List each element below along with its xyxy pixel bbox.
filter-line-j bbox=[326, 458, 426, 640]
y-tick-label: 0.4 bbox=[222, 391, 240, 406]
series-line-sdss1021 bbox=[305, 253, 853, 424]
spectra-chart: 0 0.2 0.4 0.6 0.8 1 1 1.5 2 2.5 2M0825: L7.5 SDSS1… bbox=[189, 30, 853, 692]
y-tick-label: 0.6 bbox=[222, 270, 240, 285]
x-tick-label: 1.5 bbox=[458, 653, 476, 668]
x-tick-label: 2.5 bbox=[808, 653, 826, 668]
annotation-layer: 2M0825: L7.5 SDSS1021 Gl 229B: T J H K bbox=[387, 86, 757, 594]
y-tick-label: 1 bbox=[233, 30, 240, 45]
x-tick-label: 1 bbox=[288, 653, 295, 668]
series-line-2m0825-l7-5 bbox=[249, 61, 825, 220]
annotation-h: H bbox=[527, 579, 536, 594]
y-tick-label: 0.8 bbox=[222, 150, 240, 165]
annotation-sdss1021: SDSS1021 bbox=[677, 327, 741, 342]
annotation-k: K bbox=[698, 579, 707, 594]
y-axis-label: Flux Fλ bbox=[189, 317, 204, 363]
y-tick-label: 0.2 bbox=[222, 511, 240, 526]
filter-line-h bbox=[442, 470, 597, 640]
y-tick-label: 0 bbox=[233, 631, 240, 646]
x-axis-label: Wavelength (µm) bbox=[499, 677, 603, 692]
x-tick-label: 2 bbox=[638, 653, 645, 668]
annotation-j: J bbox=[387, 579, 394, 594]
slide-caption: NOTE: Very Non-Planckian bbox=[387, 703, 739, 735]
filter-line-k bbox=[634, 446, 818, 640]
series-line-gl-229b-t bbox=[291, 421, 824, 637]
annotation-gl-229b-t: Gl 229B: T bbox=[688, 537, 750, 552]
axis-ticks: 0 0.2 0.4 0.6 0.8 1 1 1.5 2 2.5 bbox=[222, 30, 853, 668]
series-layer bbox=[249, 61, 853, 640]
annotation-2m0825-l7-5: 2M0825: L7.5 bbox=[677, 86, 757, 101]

• • • • • • •

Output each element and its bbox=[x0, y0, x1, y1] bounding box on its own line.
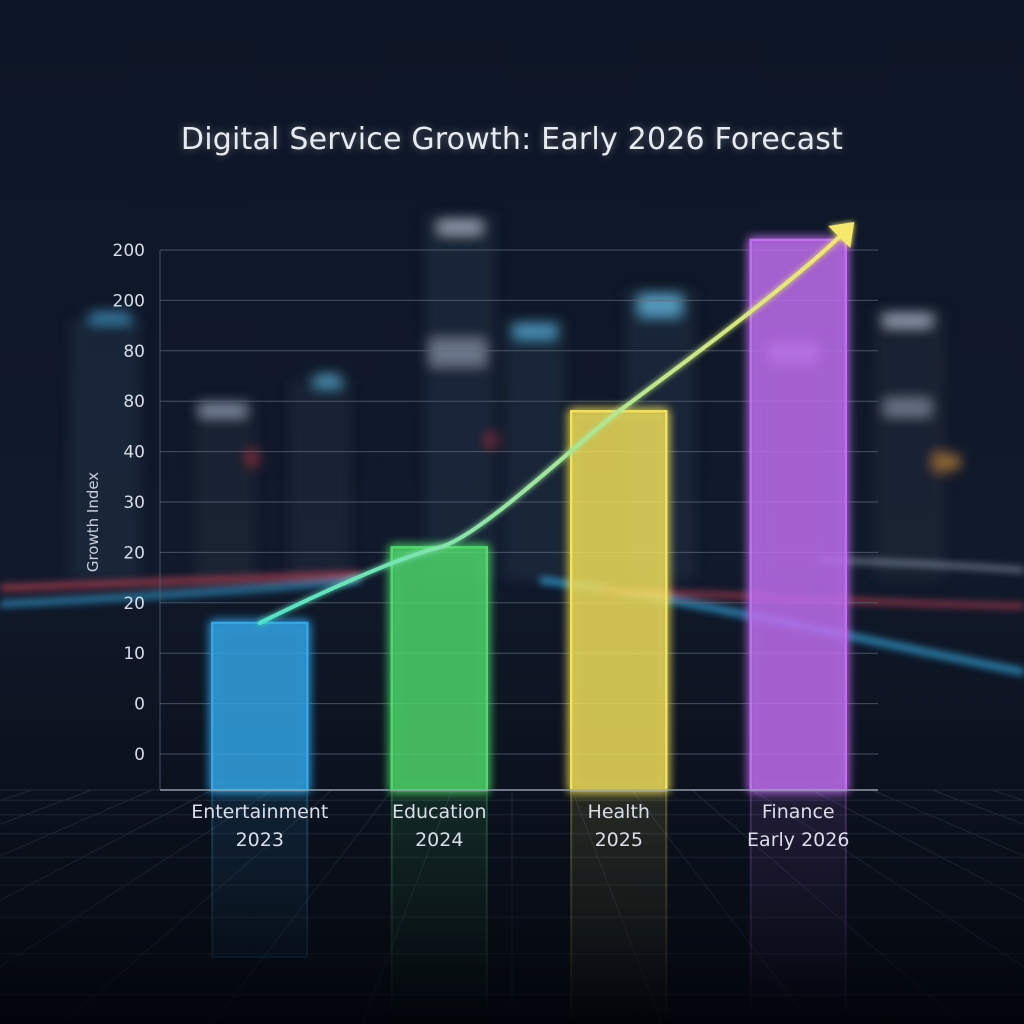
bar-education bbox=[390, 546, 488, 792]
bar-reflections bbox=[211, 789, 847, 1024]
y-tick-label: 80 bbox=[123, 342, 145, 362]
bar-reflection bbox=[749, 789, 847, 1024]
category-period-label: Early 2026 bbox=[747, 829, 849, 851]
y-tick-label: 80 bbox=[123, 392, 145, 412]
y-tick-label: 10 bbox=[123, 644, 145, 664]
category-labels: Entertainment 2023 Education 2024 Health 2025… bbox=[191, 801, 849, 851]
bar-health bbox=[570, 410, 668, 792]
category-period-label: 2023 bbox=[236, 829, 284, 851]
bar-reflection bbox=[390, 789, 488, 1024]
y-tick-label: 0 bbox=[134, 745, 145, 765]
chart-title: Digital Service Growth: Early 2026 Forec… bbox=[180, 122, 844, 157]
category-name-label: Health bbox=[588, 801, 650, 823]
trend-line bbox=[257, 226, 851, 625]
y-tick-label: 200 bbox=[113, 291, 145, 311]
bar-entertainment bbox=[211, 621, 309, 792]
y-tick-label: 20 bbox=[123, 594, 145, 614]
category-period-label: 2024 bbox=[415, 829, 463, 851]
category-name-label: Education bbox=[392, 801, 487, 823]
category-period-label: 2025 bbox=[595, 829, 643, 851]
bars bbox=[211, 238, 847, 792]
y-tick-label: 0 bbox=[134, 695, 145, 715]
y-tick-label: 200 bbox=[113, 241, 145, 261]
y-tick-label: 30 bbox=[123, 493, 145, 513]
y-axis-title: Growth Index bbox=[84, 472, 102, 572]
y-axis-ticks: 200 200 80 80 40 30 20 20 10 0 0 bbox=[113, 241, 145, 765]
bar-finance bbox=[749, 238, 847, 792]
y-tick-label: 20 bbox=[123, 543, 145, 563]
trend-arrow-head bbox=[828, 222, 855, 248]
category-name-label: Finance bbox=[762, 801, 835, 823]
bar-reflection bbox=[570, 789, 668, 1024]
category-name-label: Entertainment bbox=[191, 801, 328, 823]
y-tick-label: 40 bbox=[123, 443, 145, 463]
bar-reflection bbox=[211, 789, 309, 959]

• • • • • • •

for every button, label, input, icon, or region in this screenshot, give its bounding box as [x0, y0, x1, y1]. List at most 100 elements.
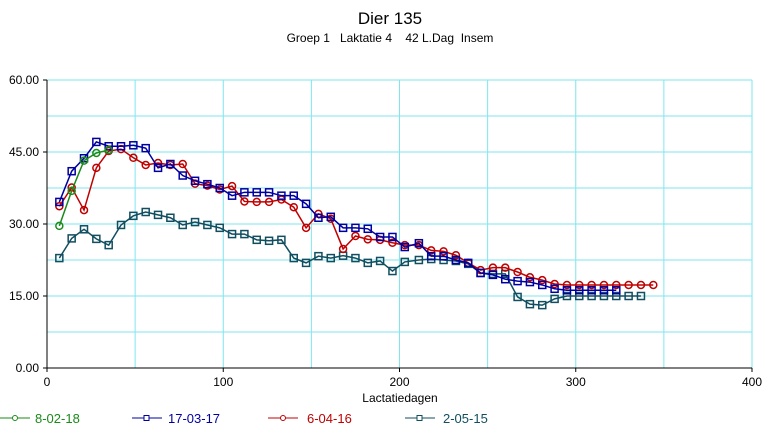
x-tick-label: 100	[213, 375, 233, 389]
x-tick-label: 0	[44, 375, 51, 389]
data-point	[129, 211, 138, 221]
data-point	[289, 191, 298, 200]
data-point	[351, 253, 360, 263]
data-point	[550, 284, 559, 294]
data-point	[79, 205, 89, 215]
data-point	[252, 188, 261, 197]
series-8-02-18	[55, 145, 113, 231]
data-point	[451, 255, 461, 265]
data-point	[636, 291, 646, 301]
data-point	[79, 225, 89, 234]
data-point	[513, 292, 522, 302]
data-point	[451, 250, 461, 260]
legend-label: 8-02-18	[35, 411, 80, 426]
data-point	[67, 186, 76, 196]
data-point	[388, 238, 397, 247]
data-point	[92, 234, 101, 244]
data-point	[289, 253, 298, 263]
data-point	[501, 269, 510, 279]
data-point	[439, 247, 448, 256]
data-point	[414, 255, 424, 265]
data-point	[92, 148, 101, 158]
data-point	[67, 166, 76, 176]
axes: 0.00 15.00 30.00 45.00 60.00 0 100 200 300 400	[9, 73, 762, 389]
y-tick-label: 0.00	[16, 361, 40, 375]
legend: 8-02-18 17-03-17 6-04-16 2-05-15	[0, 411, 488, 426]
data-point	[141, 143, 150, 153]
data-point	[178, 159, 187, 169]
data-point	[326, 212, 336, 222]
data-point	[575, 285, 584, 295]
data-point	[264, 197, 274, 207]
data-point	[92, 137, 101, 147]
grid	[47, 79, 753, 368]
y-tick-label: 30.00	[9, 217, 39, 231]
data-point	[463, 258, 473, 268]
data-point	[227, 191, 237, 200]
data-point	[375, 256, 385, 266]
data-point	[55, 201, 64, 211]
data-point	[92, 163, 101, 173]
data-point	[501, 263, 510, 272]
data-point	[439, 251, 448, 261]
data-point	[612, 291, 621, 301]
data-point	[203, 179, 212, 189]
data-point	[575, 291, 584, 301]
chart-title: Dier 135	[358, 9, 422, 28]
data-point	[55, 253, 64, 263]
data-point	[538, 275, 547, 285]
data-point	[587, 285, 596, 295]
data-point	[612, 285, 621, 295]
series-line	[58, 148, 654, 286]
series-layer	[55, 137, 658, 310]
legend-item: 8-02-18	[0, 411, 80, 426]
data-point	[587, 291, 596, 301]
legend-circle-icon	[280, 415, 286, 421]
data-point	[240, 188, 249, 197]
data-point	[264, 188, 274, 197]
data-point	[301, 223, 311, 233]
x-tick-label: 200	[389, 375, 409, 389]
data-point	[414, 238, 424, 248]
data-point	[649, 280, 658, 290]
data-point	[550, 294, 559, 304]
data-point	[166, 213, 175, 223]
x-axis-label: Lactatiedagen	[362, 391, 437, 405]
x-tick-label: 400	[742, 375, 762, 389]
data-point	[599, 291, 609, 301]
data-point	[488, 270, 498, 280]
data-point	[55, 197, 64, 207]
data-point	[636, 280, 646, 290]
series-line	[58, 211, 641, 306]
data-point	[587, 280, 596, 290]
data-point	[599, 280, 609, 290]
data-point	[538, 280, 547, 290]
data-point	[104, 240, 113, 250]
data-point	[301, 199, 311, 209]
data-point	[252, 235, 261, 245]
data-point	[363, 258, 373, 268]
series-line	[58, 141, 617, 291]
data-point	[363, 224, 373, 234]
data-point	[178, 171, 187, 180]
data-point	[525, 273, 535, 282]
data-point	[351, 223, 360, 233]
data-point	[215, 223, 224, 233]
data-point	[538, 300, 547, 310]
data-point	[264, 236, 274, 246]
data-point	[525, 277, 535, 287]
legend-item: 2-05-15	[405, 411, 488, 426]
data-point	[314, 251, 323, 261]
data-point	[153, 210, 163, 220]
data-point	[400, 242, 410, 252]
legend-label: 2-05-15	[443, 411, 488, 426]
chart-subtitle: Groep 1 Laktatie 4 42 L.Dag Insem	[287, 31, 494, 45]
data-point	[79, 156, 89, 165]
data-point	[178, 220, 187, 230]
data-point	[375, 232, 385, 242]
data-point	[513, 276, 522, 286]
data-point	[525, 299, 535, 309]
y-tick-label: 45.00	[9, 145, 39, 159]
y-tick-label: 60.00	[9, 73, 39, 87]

• • • • • • •

**PROBLEM DETAILS:**
Swap "category-period-label" for "category-year-label" in the part of the material that opens with the line containing "bar-education bbox=[390, 546, 488, 792]" and closes with the line containing "chart-title: Digital Service". Give back only those lines, with everything else unchanged.

**ANSWER FOR THE TASK:**
bar-education bbox=[390, 546, 488, 792]
bar-reflections bbox=[211, 789, 847, 1024]
y-tick-label: 80 bbox=[123, 342, 145, 362]
bar-reflection bbox=[749, 789, 847, 1024]
category-year-label: Early 2026 bbox=[747, 829, 849, 851]
y-tick-label: 80 bbox=[123, 392, 145, 412]
y-tick-label: 10 bbox=[123, 644, 145, 664]
category-labels: Entertainment 2023 Education 2024 Health 2025… bbox=[191, 801, 849, 851]
bar-health bbox=[570, 410, 668, 792]
category-year-label: 2023 bbox=[236, 829, 284, 851]
bar-reflection bbox=[390, 789, 488, 1024]
y-tick-label: 0 bbox=[134, 745, 145, 765]
chart-title: Digital Service Growth: Early 2026 Forec… bbox=[180, 122, 844, 157]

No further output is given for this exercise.